**What needs to be done:** Transcribe the whole listing below without changing a word, but leave out every image.

Stored data entries
* Start *
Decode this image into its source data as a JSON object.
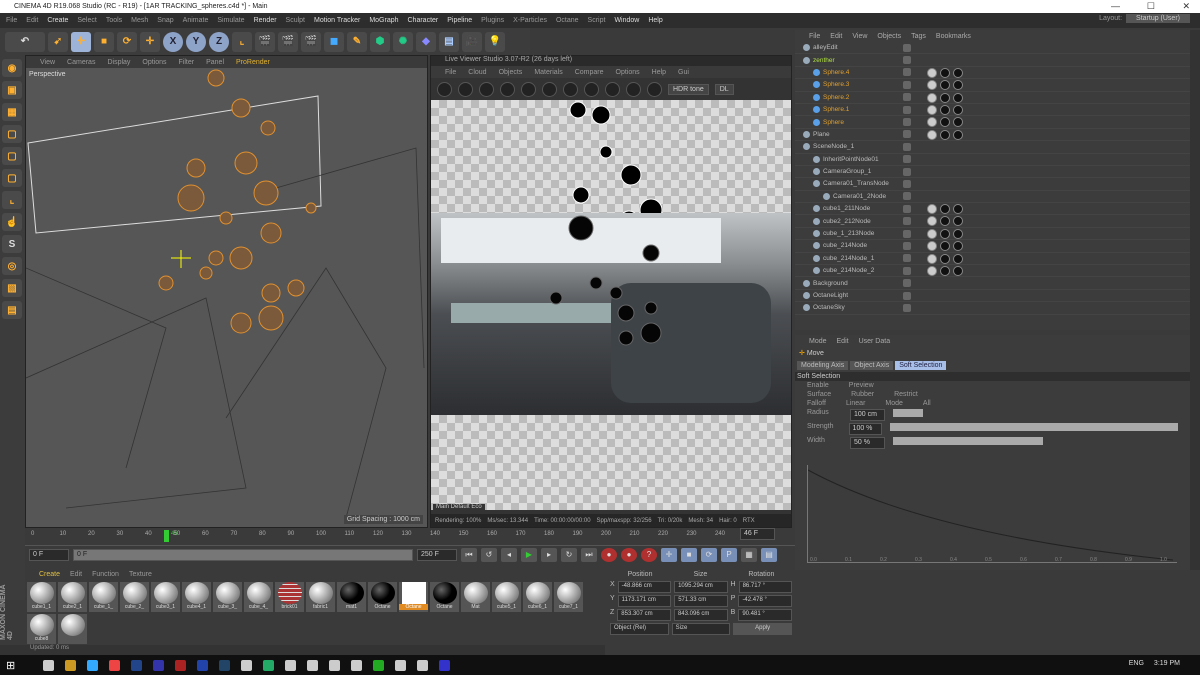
{
  "window": {
    "title": "CINEMA 4D R19.068 Studio (RC - R19) - [1AR TRACKING_spheres.c4d *] - Main",
    "min": "—",
    "max": "☐",
    "close": "✕"
  },
  "menu": [
    "File",
    "Edit",
    "Create",
    "Select",
    "Tools",
    "Mesh",
    "Snap",
    "Animate",
    "Simulate",
    "Render",
    "Sculpt",
    "Motion Tracker",
    "MoGraph",
    "Character",
    "Pipeline",
    "Plugins",
    "X-Particles",
    "Octane",
    "Script",
    "Window",
    "Help"
  ],
  "layout": {
    "label": "Layout:",
    "value": "Startup (User)"
  },
  "toolbar": {
    "x": "X",
    "y": "Y",
    "z": "Z"
  },
  "viewport": {
    "menu": [
      "View",
      "Cameras",
      "Display",
      "Options",
      "Filter",
      "Panel",
      "ProRender"
    ],
    "label": "Perspective",
    "grid_spacing": "Grid Spacing : 1000 cm"
  },
  "render_viewer": {
    "title": "Live Viewer Studio 3.07-R2 (26 days left)",
    "menu": [
      "File",
      "Cloud",
      "Objects",
      "Materials",
      "Compare",
      "Options",
      "Help",
      "Gui"
    ],
    "mode": "HDR tone",
    "channel": "DL",
    "tab": "Main Default Eco",
    "status": [
      "Rendering: 100%",
      "Ms/sec: 13.344",
      "Time: 00:00:00/00:00",
      "Spp/maxspp: 32/256",
      "Tri: 0/20k",
      "Mesh: 34",
      "Hair: 0",
      "RTX"
    ]
  },
  "timeline": {
    "ticks": [
      "0",
      "10",
      "20",
      "30",
      "40",
      "50",
      "60",
      "70",
      "80",
      "90",
      "100",
      "110",
      "120",
      "130",
      "140",
      "150",
      "160",
      "170",
      "180",
      "190",
      "200",
      "210",
      "220",
      "230",
      "240"
    ],
    "current": "46",
    "start": "0 F",
    "range_start": "0 F",
    "range_end": "250 F",
    "end": "250 F",
    "fps_field": "46 F"
  },
  "materials": {
    "menu": [
      "Create",
      "Edit",
      "Function",
      "Texture"
    ],
    "items": [
      "cube1_1",
      "cube2_1",
      "cube_1_",
      "cube_2_",
      "cube3_1",
      "cube4_1",
      "cube_3_",
      "cube_4_",
      "brick01",
      "fabric1",
      "mat1",
      "Octane",
      "Octane",
      "Octane",
      "Mat",
      "cube5_1",
      "cube6_1",
      "cube7_1",
      "cube8"
    ],
    "selected": 12
  },
  "brand": "MAXON CINEMA 4D",
  "coords": {
    "headers": [
      "Position",
      "Size",
      "Rotation"
    ],
    "rows": [
      {
        "axis": "X",
        "pos": "-48.866 cm",
        "size": "1095.294 cm",
        "rot_axis": "H",
        "rot": "86.717 °"
      },
      {
        "axis": "Y",
        "pos": "1173.171 cm",
        "size": "571.33 cm",
        "rot_axis": "P",
        "rot": "-42.478 °"
      },
      {
        "axis": "Z",
        "pos": "853.307 cm",
        "size": "843.096 cm",
        "rot_axis": "B",
        "rot": "90.481 °"
      }
    ],
    "mode": "Object (Rel)",
    "size_mode": "Size",
    "apply": "Apply"
  },
  "objects": {
    "menu": [
      "File",
      "Edit",
      "View",
      "Objects",
      "Tags",
      "Bookmarks"
    ],
    "items": [
      {
        "name": "alleyEdit",
        "c": "",
        "i": 0
      },
      {
        "name": "zenther",
        "c": "green",
        "i": 0
      },
      {
        "name": "Sphere.4",
        "c": "orange",
        "i": 1
      },
      {
        "name": "Sphere.3",
        "c": "orange",
        "i": 1
      },
      {
        "name": "Sphere.2",
        "c": "orange",
        "i": 1
      },
      {
        "name": "Sphere.1",
        "c": "orange",
        "i": 1
      },
      {
        "name": "Sphere",
        "c": "orange",
        "i": 1
      },
      {
        "name": "Plane",
        "c": "",
        "i": 0
      },
      {
        "name": "SceneNode_1",
        "c": "",
        "i": 0
      },
      {
        "name": "InheritPointNode01",
        "c": "",
        "i": 1
      },
      {
        "name": "CameraGroup_1",
        "c": "",
        "i": 1
      },
      {
        "name": "Camera01_TransNode",
        "c": "",
        "i": 1
      },
      {
        "name": "Camera01_2Node",
        "c": "",
        "i": 2
      },
      {
        "name": "cube1_211Node",
        "c": "",
        "i": 1
      },
      {
        "name": "cube2_212Node",
        "c": "",
        "i": 1
      },
      {
        "name": "cube_1_213Node",
        "c": "",
        "i": 1
      },
      {
        "name": "cube_214Node",
        "c": "",
        "i": 1
      },
      {
        "name": "cube_214Node_1",
        "c": "",
        "i": 1
      },
      {
        "name": "cube_214Node_2",
        "c": "",
        "i": 1
      },
      {
        "name": "Background",
        "c": "",
        "i": 0
      },
      {
        "name": "OctaneLight",
        "c": "",
        "i": 0
      },
      {
        "name": "OctaneSky",
        "c": "",
        "i": 0
      }
    ]
  },
  "attributes": {
    "menu": [
      "Mode",
      "Edit",
      "User Data"
    ],
    "object": "Move",
    "tabs": [
      "Modeling Axis",
      "Object Axis",
      "Soft Selection"
    ],
    "section": "Soft Selection",
    "row1": [
      "Enable",
      "Preview"
    ],
    "row2": [
      "Surface",
      "Rubber",
      "Restrict"
    ],
    "row3": [
      "Falloff",
      "Linear",
      "Mode",
      "All"
    ],
    "sliders": [
      {
        "label": "Radius",
        "value": "100 cm",
        "fraction": 0.1
      },
      {
        "label": "Strength",
        "value": "100 %",
        "fraction": 1.0
      },
      {
        "label": "Width",
        "value": "50 %",
        "fraction": 0.5
      }
    ],
    "graph_ticks": [
      "0.0",
      "0.1",
      "0.2",
      "0.3",
      "0.4",
      "0.5",
      "0.6",
      "0.7",
      "0.8",
      "0.9",
      "1.0"
    ]
  },
  "status": "Updated: 0 ms",
  "tray": {
    "lang": "ENG",
    "time": "3:19 PM"
  }
}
* End *
**Full response:**
Decode this image into its source data as a JSON object.
{
  "window": {
    "title": "CINEMA 4D R19.068 Studio (RC - R19) - [1AR TRACKING_spheres.c4d *] - Main",
    "min": "—",
    "max": "☐",
    "close": "✕"
  },
  "menu": [
    "File",
    "Edit",
    "Create",
    "Select",
    "Tools",
    "Mesh",
    "Snap",
    "Animate",
    "Simulate",
    "Render",
    "Sculpt",
    "Motion Tracker",
    "MoGraph",
    "Character",
    "Pipeline",
    "Plugins",
    "X-Particles",
    "Octane",
    "Script",
    "Window",
    "Help"
  ],
  "layout": {
    "label": "Layout:",
    "value": "Startup (User)"
  },
  "toolbar": {
    "x": "X",
    "y": "Y",
    "z": "Z"
  },
  "viewport": {
    "menu": [
      "View",
      "Cameras",
      "Display",
      "Options",
      "Filter",
      "Panel",
      "ProRender"
    ],
    "label": "Perspective",
    "grid_spacing": "Grid Spacing : 1000 cm"
  },
  "render_viewer": {
    "title": "Live Viewer Studio 3.07-R2 (26 days left)",
    "menu": [
      "File",
      "Cloud",
      "Objects",
      "Materials",
      "Compare",
      "Options",
      "Help",
      "Gui"
    ],
    "mode": "HDR tone",
    "channel": "DL",
    "tab": "Main Default Eco",
    "status": [
      "Rendering: 100%",
      "Ms/sec: 13.344",
      "Time: 00:00:00/00:00",
      "Spp/maxspp: 32/256",
      "Tri: 0/20k",
      "Mesh: 34",
      "Hair: 0",
      "RTX"
    ]
  },
  "timeline": {
    "ticks": [
      "0",
      "10",
      "20",
      "30",
      "40",
      "50",
      "60",
      "70",
      "80",
      "90",
      "100",
      "110",
      "120",
      "130",
      "140",
      "150",
      "160",
      "170",
      "180",
      "190",
      "200",
      "210",
      "220",
      "230",
      "240"
    ],
    "current": "46",
    "start": "0 F",
    "range_start": "0 F",
    "range_end": "250 F",
    "end": "250 F",
    "fps_field": "46 F"
  },
  "materials": {
    "menu": [
      "Create",
      "Edit",
      "Function",
      "Texture"
    ],
    "items": [
      "cube1_1",
      "cube2_1",
      "cube_1_",
      "cube_2_",
      "cube3_1",
      "cube4_1",
      "cube_3_",
      "cube_4_",
      "brick01",
      "fabric1",
      "mat1",
      "Octane",
      "Octane",
      "Octane",
      "Mat",
      "cube5_1",
      "cube6_1",
      "cube7_1",
      "cube8"
    ],
    "selected": 12
  },
  "brand": "MAXON CINEMA 4D",
  "coords": {
    "headers": [
      "Position",
      "Size",
      "Rotation"
    ],
    "rows": [
      {
        "axis": "X",
        "pos": "-48.866 cm",
        "size": "1095.294 cm",
        "rot_axis": "H",
        "rot": "86.717 °"
      },
      {
        "axis": "Y",
        "pos": "1173.171 cm",
        "size": "571.33 cm",
        "rot_axis": "P",
        "rot": "-42.478 °"
      },
      {
        "axis": "Z",
        "pos": "853.307 cm",
        "size": "843.096 cm",
        "rot_axis": "B",
        "rot": "90.481 °"
      }
    ],
    "mode": "Object (Rel)",
    "size_mode": "Size",
    "apply": "Apply"
  },
  "objects": {
    "menu": [
      "File",
      "Edit",
      "View",
      "Objects",
      "Tags",
      "Bookmarks"
    ],
    "items": [
      {
        "name": "alleyEdit",
        "c": "",
        "i": 0
      },
      {
        "name": "zenther",
        "c": "green",
        "i": 0
      },
      {
        "name": "Sphere.4",
        "c": "orange",
        "i": 1
      },
      {
        "name": "Sphere.3",
        "c": "orange",
        "i": 1
      },
      {
        "name": "Sphere.2",
        "c": "orange",
        "i": 1
      },
      {
        "name": "Sphere.1",
        "c": "orange",
        "i": 1
      },
      {
        "name": "Sphere",
        "c": "orange",
        "i": 1
      },
      {
        "name": "Plane",
        "c": "",
        "i": 0
      },
      {
        "name": "SceneNode_1",
        "c": "",
        "i": 0
      },
      {
        "name": "InheritPointNode01",
        "c": "",
        "i": 1
      },
      {
        "name": "CameraGroup_1",
        "c": "",
        "i": 1
      },
      {
        "name": "Camera01_TransNode",
        "c": "",
        "i": 1
      },
      {
        "name": "Camera01_2Node",
        "c": "",
        "i": 2
      },
      {
        "name": "cube1_211Node",
        "c": "",
        "i": 1
      },
      {
        "name": "cube2_212Node",
        "c": "",
        "i": 1
      },
      {
        "name": "cube_1_213Node",
        "c": "",
        "i": 1
      },
      {
        "name": "cube_214Node",
        "c": "",
        "i": 1
      },
      {
        "name": "cube_214Node_1",
        "c": "",
        "i": 1
      },
      {
        "name": "cube_214Node_2",
        "c": "",
        "i": 1
      },
      {
        "name": "Background",
        "c": "",
        "i": 0
      },
      {
        "name": "OctaneLight",
        "c": "",
        "i": 0
      },
      {
        "name": "OctaneSky",
        "c": "",
        "i": 0
      }
    ]
  },
  "attributes": {
    "menu": [
      "Mode",
      "Edit",
      "User Data"
    ],
    "object": "Move",
    "tabs": [
      "Modeling Axis",
      "Object Axis",
      "Soft Selection"
    ],
    "section": "Soft Selection",
    "row1": [
      "Enable",
      "Preview"
    ],
    "row2": [
      "Surface",
      "Rubber",
      "Restrict"
    ],
    "row3": [
      "Falloff",
      "Linear",
      "Mode",
      "All"
    ],
    "sliders": [
      {
        "label": "Radius",
        "value": "100 cm",
        "fraction": 0.1
      },
      {
        "label": "Strength",
        "value": "100 %",
        "fraction": 1.0
      },
      {
        "label": "Width",
        "value": "50 %",
        "fraction": 0.5
      }
    ],
    "graph_ticks": [
      "0.0",
      "0.1",
      "0.2",
      "0.3",
      "0.4",
      "0.5",
      "0.6",
      "0.7",
      "0.8",
      "0.9",
      "1.0"
    ]
  },
  "status": "Updated: 0 ms",
  "tray": {
    "lang": "ENG",
    "time": "3:19 PM"
  }
}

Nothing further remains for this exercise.